### [WORK TO BE COMPLETED]
Reproduce every record below exactly as it appears.

### [EXERCISE INPUT]
■ ■ ■ ■
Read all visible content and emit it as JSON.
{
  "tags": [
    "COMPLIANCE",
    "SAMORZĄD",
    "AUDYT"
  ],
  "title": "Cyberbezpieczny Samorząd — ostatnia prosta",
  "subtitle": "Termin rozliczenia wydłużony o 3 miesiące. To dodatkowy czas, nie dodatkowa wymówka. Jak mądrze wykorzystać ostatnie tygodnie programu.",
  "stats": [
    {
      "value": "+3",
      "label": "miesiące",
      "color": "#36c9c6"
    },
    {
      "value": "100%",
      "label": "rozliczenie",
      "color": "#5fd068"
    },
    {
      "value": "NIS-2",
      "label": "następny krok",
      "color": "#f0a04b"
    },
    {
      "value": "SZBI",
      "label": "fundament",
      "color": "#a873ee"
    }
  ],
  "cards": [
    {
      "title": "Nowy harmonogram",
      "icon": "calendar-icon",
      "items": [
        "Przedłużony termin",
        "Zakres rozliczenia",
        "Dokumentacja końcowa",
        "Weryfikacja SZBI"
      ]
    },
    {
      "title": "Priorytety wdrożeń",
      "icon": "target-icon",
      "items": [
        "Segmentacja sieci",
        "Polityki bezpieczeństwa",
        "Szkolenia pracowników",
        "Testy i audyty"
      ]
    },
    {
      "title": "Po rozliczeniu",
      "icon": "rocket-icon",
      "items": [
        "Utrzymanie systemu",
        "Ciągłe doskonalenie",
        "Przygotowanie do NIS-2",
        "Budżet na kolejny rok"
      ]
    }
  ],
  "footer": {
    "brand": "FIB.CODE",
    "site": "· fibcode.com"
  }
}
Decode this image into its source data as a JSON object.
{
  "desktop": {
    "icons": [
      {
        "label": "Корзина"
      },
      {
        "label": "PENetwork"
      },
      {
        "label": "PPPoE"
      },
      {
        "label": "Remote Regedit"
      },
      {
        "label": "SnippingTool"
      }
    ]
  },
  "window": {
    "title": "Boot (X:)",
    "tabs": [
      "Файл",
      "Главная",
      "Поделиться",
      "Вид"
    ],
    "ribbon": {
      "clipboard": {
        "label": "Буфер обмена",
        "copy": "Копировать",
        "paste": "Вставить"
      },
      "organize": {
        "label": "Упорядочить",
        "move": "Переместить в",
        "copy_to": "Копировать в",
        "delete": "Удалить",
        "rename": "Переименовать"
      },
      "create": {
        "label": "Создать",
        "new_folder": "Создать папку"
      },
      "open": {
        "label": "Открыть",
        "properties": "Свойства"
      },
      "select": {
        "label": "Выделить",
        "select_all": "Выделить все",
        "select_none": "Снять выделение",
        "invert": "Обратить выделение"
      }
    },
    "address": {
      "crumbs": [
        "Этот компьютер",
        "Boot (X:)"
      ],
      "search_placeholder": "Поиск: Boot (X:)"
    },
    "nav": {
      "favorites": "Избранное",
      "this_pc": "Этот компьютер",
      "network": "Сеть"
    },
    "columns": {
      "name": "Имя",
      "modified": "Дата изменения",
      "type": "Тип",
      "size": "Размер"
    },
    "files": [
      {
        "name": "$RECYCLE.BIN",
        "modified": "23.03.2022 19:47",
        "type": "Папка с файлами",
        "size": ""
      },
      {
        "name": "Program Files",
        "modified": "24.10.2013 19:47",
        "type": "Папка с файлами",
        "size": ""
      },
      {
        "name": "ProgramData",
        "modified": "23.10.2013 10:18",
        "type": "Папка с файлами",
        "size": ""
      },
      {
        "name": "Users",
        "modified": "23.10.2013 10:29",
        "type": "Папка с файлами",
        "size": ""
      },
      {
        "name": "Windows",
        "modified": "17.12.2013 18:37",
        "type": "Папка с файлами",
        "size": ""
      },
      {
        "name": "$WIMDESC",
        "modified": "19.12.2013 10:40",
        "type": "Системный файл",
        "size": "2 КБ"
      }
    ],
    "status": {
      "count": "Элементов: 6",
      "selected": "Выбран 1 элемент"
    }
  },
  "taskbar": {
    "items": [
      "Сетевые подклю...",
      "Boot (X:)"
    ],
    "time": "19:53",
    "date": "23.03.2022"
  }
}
■ ■ ■ ■
### [FINAL RESULT]
Read all visible content and emit it as JSON.
{
  "tags": [
    "COMPLIANCE",
    "SAMORZĄD",
    "AUDYT"
  ],
  "title": "Cyberbezpieczny Samorząd — ostatnia prosta",
  "subtitle": "Termin rozliczenia wydłużony o 3 miesiące. To dodatkowy czas, nie dodatkowa wymówka. Jak mądrze wykorzystać ostatnie tygodnie programu.",
  "stats": [
    {
      "value": "+3",
      "label": "miesiące",
      "color": "#36c9c6"
    },
    {
      "value": "100%",
      "label": "rozliczenie",
      "color": "#5fd068"
    },
    {
      "value": "NIS-2",
      "label": "następny krok",
      "color": "#f0a04b"
    },
    {
      "value": "SZBI",
      "label": "fundament",
      "color": "#a873ee"
    }
  ],
  "cards": [
    {
      "title": "Nowy harmonogram",
      "icon": "calendar-icon",
      "items": [
        "Przedłużony termin",
        "Zakres rozliczenia",
        "Dokumentacja końcowa",
        "Weryfikacja SZBI"
      ]
    },
    {
      "title": "Priorytety wdrożeń",
      "icon": "target-icon",
      "items": [
        "Segmentacja sieci",
        "Polityki bezpieczeństwa",
        "Szkolenia pracowników",
        "Testy i audyty"
      ]
    },
    {
      "title": "Po rozliczeniu",
      "icon": "rocket-icon",
      "items": [
        "Utrzymanie systemu",
        "Ciągłe doskonalenie",
        "Przygotowanie do NIS-2",
        "Budżet na kolejny rok"
      ]
    }
  ],
  "footer": {
    "brand": "FIB.CODE",
    "site": "· fibcode.com"
  }
}
Decode this image into its source data as a JSON object.
{
  "desktop": {
    "icons": [
      {
        "label": "Корзина"
      },
      {
        "label": "PENetwork"
      },
      {
        "label": "PPPoE"
      },
      {
        "label": "Remote Regedit"
      },
      {
        "label": "SnippingTool"
      }
    ]
  },
  "window": {
    "title": "Boot (X:)",
    "tabs": [
      "Файл",
      "Главная",
      "Поделиться",
      "Вид"
    ],
    "ribbon": {
      "clipboard": {
        "label": "Буфер обмена",
        "copy": "Копировать",
        "paste": "Вставить"
      },
      "organize": {
        "label": "Упорядочить",
        "move": "Переместить в",
        "copy_to": "Копировать в",
        "delete": "Удалить",
        "rename": "Переименовать"
      },
      "create": {
        "label": "Создать",
        "new_folder": "Создать папку"
      },
      "open": {
        "label": "Открыть",
        "properties": "Свойства"
      },
      "select": {
        "label": "Выделить",
        "select_all": "Выделить все",
        "select_none": "Снять выделение",
        "invert": "Обратить выделение"
      }
    },
    "address": {
      "crumbs": [
        "Этот компьютер",
        "Boot (X:)"
      ],
      "search_placeholder": "Поиск: Boot (X:)"
    },
    "nav": {
      "favorites": "Избранное",
      "this_pc": "Этот компьютер",
      "network": "Сеть"
    },
    "columns": {
      "name": "Имя",
      "modified": "Дата изменения",
      "type": "Тип",
      "size": "Размер"
    },
    "files": [
      {
        "name": "$RECYCLE.BIN",
        "modified": "23.03.2022 19:47",
        "type": "Папка с файлами",
        "size": ""
      },
      {
        "name": "Program Files",
        "modified": "24.10.2013 19:47",
        "type": "Папка с файлами",
        "size": ""
      },
      {
        "name": "ProgramData",
        "modified": "23.10.2013 10:18",
        "type": "Папка с файлами",
        "size": ""
      },
      {
        "name": "Users",
        "modified": "23.10.2013 10:29",
        "type": "Папка с файлами",
        "size": ""
      },
      {
        "name": "Windows",
        "modified": "17.12.2013 18:37",
        "type": "Папка с файлами",
        "size": ""
      },
      {
        "name": "$WIMDESC",
        "modified": "19.12.2013 10:40",
        "type": "Системный файл",
        "size": "2 КБ"
      }
    ],
    "status": {
      "count": "Элементов: 6",
      "selected": "Выбран 1 элемент"
    }
  },
  "taskbar": {
    "items": [
      "Сетевые подклю...",
      "Boot (X:)"
    ],
    "time": "19:53",
    "date": "23.03.2022"
  }
}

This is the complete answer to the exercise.